- **What is expected**
Output the entries exactly as they appear, starting at the line with "row-value-s: 18 1/2 — [413, 967, 505, 1016]" and ending at the line with "row-value-l: 19 1/2 — [596, 967, 688, 1016]", including both of those lines.

----------

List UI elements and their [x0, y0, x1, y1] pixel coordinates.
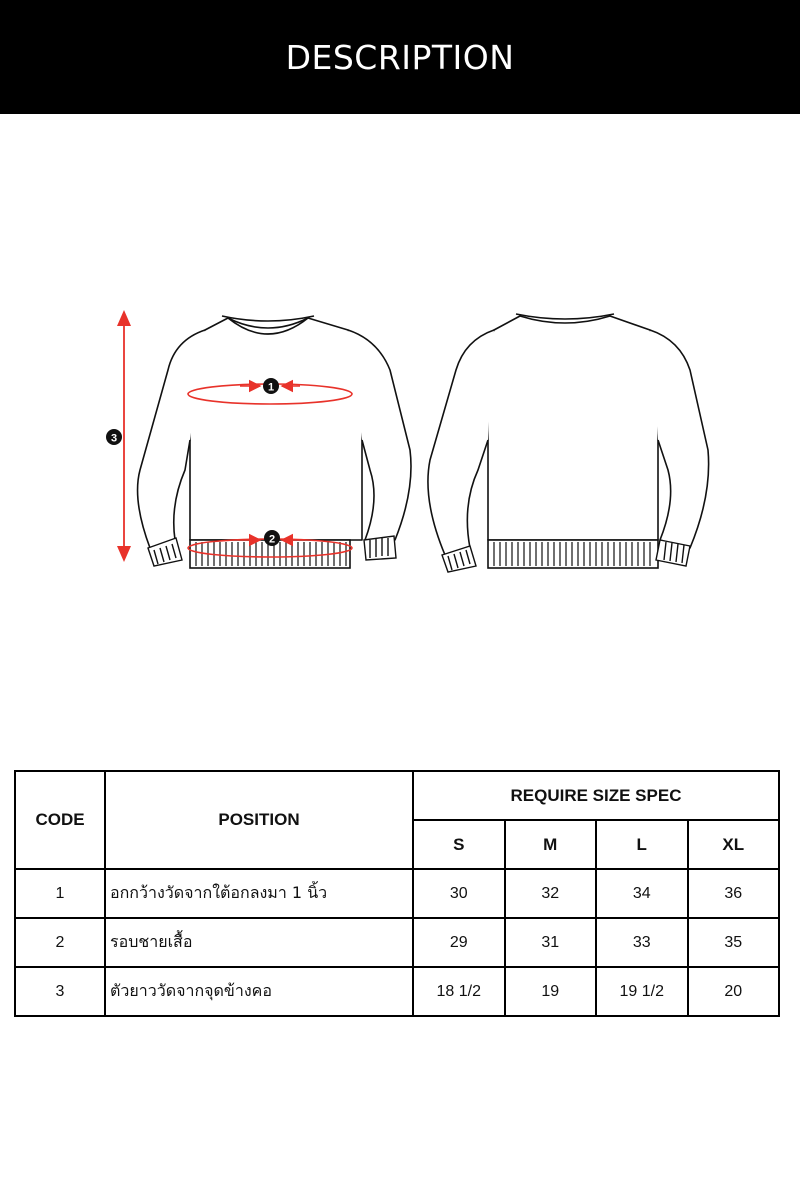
row-value-s: 18 1/2 — [413, 967, 505, 1016]
row-code: 3 — [15, 967, 105, 1016]
table-row — [15, 918, 779, 967]
row-value-xl: 35 — [688, 918, 780, 967]
marker-2-badge — [264, 530, 280, 546]
row-code: 1 — [15, 869, 105, 918]
row-value-l: 19 1/2 — [596, 967, 688, 1016]
row-value-m: 31 — [505, 918, 597, 967]
size-header-l: L — [596, 820, 688, 869]
size-header-s: S — [413, 820, 505, 869]
front-sweater-outline — [138, 316, 411, 548]
row-position: ตัวยาววัดจากจุดข้างคอ — [105, 967, 413, 1016]
row-position: รอบชายเสื้อ — [105, 918, 413, 967]
size-spec-table — [14, 770, 780, 1017]
row-value-l: 34 — [596, 869, 688, 918]
sweater-diagram — [0, 290, 800, 590]
marker-1-label: 1 — [267, 381, 275, 394]
row-value-s: 30 — [413, 869, 505, 918]
row-value-xl: 20 — [688, 967, 780, 1016]
row-value-l: 33 — [596, 918, 688, 967]
marker-1-badge — [263, 378, 279, 394]
marker-2-label: 2 — [268, 533, 276, 546]
row-code: 2 — [15, 918, 105, 967]
marker-3-badge — [106, 429, 122, 445]
row-value-m: 19 — [505, 967, 597, 1016]
row-value-s: 29 — [413, 918, 505, 967]
position-header: POSITION — [105, 771, 413, 869]
back-sweater-outline — [428, 314, 709, 555]
table-row — [15, 869, 779, 918]
code-header: CODE — [15, 771, 105, 869]
marker-3-label: 3 — [110, 432, 118, 445]
size-header-xl: XL — [688, 820, 780, 869]
table-row — [15, 967, 779, 1016]
row-value-xl: 36 — [688, 869, 780, 918]
back-hem-ribbing — [488, 540, 658, 568]
page-title: DESCRIPTION — [285, 37, 515, 77]
size-header-m: M — [505, 820, 597, 869]
size-spec-header: REQUIRE SIZE SPEC — [413, 771, 779, 820]
header-bar — [0, 0, 800, 114]
row-value-m: 32 — [505, 869, 597, 918]
row-position: อกกว้างวัดจากใต้อกลงมา 1 นิ้ว — [105, 869, 413, 918]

----------

- **Result for this task**
row-value-s: 18 1/2 — [413, 967, 505, 1016]
row-code: 3 — [15, 967, 105, 1016]
table-row — [15, 918, 779, 967]
row-value-xl: 35 — [688, 918, 780, 967]
marker-2-badge — [264, 530, 280, 546]
row-code: 1 — [15, 869, 105, 918]
row-value-l: 19 1/2 — [596, 967, 688, 1016]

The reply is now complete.